== Page text ==

The dissent’s suggestion that we today depart from the teaching of Coleman v. Thompson, 501 U.S. 722, 736, 111 S.Ct. 2546, 115 L.Ed.2d 640 (1991), is misplaced. Coleman held that the Harris presumption did not apply when the Virginia Supreme Court dismissed an appeal in direct response to a state motion contending that it had been untimely filed. Id. at 740, 111 S.Ct. 2546. That dismissal expressly indicated that the state court had not treated any federal constitutional issues. Id. (“The Virginia Supreme Court stated plainly that it was granting the Commonwealth’s motion to dismiss the petition for appeal. That motion was based solely on Coleman’s failure to meet the Supreme Court’s time requirements.”). Here, in contrast, the Oregon Court of Appeals affirmed the denial of post-conviction relief without intimating that its disposition rested on state procedural grounds.
Citing Nitschke v. Belleque, 680 F.3d 1105, 1111 (9th Cir.2012), Oregon argues that in conducting a plain error analysis, a state court would simply have determined whether federal law was clear at the time of Smith’s trial, and would not have independently evaluated the merits of Smith’s Crawford claim. But, in Nitschke the Oregon court expressly cited a previous Oregon opinion holding that an unpreserved federal constitutional claim did not qualify for plain error review. State v. Nitschke, 177 Or.App. 727, 33 P.3d 1027, 1027 (2001) (per curiam) (citing State v. Crain, 177 Or.App. 627, 33 P.3d 1050 (2001)). We relied on that citation in determining that the state court acted on procedural grounds. Nitschke, 680 F.3d at 1112.

===
== Information ==

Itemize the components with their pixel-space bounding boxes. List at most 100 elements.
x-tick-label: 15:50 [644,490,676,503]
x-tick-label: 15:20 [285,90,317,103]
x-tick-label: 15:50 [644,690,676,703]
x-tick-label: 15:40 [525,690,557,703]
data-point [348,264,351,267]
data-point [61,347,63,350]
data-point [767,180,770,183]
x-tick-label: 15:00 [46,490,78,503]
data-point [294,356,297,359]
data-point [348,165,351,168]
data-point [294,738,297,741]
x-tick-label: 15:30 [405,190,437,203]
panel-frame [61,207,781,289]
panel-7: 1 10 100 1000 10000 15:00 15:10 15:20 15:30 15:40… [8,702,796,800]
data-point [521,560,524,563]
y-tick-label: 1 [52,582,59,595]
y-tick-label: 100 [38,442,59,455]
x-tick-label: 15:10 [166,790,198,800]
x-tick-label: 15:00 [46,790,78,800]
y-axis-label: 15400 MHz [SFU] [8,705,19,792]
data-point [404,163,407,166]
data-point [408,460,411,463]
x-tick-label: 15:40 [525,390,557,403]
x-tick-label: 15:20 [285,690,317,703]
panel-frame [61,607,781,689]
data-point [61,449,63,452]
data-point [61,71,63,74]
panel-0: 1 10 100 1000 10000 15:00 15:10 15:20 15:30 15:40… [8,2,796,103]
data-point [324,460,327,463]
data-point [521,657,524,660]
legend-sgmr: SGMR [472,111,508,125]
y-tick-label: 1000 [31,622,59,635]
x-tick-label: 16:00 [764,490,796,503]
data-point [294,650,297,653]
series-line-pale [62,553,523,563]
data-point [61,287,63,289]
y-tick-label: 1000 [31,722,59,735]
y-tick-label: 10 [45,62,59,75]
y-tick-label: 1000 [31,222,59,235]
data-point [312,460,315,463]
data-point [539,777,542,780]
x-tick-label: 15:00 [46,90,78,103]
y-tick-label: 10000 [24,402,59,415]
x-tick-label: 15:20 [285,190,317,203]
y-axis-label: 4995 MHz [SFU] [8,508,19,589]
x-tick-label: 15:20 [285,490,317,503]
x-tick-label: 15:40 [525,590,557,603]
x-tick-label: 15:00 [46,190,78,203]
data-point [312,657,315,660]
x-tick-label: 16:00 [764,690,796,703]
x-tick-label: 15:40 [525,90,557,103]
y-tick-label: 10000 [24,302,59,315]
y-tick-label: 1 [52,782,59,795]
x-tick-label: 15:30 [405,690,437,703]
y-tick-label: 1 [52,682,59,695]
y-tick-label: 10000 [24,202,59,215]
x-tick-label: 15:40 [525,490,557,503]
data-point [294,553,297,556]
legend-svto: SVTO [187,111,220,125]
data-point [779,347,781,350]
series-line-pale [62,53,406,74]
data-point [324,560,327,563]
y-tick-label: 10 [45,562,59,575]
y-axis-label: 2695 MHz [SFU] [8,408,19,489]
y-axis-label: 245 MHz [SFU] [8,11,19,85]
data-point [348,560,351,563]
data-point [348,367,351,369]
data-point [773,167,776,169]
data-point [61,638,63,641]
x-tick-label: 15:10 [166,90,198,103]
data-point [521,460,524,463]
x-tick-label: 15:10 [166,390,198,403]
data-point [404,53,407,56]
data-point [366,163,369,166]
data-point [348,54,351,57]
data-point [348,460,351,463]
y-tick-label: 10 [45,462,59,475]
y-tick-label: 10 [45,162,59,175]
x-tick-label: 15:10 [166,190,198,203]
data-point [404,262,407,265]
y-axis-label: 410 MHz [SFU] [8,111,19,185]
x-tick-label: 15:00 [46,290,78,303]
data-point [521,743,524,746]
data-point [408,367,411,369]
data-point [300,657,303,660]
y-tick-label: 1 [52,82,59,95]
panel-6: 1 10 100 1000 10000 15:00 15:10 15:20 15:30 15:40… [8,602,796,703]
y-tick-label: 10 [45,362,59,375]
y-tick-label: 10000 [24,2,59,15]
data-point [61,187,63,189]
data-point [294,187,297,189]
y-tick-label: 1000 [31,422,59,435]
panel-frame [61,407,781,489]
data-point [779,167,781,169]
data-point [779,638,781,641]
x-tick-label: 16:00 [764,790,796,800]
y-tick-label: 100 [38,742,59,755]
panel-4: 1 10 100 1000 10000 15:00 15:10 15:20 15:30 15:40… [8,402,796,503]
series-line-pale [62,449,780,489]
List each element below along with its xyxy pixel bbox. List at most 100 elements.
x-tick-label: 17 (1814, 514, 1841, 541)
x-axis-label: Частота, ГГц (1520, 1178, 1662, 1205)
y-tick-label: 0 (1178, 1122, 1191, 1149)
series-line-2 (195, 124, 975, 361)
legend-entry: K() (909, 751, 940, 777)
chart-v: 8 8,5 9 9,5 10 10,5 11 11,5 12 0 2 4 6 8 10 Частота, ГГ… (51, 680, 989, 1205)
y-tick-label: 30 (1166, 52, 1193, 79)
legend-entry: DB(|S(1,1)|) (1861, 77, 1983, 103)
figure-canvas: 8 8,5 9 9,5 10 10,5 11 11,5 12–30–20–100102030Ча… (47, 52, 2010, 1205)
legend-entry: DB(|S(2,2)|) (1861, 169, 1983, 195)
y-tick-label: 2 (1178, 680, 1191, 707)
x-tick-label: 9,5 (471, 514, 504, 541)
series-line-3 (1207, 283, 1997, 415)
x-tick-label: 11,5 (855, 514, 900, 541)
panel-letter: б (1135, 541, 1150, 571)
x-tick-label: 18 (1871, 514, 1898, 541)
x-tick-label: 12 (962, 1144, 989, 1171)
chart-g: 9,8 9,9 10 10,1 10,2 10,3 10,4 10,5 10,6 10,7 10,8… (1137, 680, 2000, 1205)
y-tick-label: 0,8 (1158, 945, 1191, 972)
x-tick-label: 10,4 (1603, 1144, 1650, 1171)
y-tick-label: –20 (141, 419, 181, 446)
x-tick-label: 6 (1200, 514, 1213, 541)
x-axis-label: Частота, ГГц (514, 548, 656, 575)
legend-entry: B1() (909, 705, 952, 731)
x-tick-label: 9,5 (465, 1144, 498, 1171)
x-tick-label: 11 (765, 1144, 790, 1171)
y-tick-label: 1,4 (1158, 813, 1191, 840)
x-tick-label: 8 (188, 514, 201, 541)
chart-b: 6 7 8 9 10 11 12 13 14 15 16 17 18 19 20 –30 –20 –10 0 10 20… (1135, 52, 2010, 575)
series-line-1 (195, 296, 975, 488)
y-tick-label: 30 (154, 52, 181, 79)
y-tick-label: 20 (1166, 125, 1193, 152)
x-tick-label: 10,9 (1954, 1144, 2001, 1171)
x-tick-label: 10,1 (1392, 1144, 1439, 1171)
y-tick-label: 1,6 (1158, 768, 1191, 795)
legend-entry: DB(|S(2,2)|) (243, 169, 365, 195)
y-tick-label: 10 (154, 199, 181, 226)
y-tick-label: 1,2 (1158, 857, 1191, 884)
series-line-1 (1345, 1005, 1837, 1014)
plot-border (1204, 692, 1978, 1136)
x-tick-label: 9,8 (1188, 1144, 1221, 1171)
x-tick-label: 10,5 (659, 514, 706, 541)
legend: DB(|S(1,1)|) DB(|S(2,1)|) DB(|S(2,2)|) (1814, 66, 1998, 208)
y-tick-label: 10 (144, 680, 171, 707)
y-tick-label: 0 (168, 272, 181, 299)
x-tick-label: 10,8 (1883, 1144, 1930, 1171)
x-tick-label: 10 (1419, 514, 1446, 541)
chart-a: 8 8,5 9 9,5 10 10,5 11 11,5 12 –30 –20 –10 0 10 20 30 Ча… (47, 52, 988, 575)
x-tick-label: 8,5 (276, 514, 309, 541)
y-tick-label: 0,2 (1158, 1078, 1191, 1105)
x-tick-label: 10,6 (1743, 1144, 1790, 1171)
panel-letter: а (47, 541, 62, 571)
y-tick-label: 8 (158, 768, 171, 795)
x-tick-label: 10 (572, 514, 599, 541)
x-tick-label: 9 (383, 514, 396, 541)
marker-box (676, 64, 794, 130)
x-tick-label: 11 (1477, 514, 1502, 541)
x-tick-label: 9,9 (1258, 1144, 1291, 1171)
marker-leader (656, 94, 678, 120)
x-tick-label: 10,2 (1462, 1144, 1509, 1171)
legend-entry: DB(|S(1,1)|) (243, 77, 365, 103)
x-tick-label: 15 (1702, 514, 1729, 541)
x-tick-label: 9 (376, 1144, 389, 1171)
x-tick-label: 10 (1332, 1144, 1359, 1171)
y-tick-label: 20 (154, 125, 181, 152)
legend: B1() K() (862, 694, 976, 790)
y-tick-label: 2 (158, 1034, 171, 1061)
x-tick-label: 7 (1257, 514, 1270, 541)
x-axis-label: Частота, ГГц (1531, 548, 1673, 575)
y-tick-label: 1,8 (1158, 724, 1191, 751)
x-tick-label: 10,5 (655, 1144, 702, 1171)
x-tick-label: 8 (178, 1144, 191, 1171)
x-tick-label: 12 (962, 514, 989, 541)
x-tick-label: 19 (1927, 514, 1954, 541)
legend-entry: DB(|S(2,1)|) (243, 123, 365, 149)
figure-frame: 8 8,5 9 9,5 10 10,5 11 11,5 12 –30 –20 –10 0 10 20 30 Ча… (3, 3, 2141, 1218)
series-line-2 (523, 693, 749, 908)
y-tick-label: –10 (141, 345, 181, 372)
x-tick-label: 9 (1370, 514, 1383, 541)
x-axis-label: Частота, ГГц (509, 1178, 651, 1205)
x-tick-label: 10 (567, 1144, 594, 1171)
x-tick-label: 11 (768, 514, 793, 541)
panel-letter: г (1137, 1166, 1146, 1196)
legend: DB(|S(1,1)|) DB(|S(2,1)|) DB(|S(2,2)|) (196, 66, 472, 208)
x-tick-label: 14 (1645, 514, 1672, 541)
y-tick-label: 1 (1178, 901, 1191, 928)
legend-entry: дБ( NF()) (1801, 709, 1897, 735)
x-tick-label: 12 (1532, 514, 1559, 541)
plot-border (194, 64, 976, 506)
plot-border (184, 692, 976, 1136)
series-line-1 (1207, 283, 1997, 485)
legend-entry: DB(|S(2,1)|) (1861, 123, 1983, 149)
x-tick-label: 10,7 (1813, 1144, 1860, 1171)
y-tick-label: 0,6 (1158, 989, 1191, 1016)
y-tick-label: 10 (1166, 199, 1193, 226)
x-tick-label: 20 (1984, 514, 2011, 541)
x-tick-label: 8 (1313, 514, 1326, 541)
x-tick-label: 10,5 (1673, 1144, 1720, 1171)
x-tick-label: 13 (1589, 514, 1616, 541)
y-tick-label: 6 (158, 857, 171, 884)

===

Activity 1:
In the court opinion, which court affirmed the denial of post-conviction relief without intimating that its disposition rested on state procedural grounds?
Activity 2:
Rewrite the court opinion between "Citing Nitschke v." and "F.3d at 1112.", inclusive, putting "obvious error" in place of "plain error".
Activity 3:
Carry on the court opinion from its last sentence.

Response area 1:
The Oregon Court of Appeals.

Response area 2:
Citing Nitschke v. Belleque, 680 F.3d 1105, 1111 (9th Cir.2012), Oregon argues that in conducting a obvious error analysis, a state court would simply have determined whether federal law was clear at the time of Smith’s trial, and would not have independently evaluated the merits of Smith’s Crawford claim. But, in Nitschke the Oregon court expressly cited a previous Oregon opinion holding that an unpreserved federal constitutional claim did not qualify for obvious error review. State v. Nitschke, 177 Or.App. 727, 33 P.3d 1027, 1027 (2001) (per curiam) (citing State v. Crain, 177 Or.App. 627, 33 P.3d 1050 (2001)). We relied on that citation in determining that the state court acted on procedural grounds. Nitschke, 680 F.3d at 1112.

Response area 3:
In contrast, the Oregon Court of Appeals here rejected Smith’s claim without any discussion or citation. It is precisely this lack of clarity that invokes the settled Chambers rule: “where the [state court] includes no citation and simply states that the petition is denied, that absence of a citation coupled with the cursory statement denying the petition satisfies the exhaustion requirement.” 549 F.3d at 1197-98.
Finally, Oregon argues that the Chambers rule should not apply because its appellate courts reach the merits of unpre-served claims only in rare instances. That statement, of course, could be made about virtually all state appellate courts; else-wise, the universal contemporaneous objection rule would be of little consequence. Accepting the state’s argument would effectively render Harris to the dustbin, as every other state surely could also claim that treatment of unpreserved constitutional issues on direct appeal is the infre[862]*862quent exception, rather than the rule. We are not free to disregard the clear guidance of the Supreme Court, let alone vitiate its opinion in Hams, and reject this gambit.
III.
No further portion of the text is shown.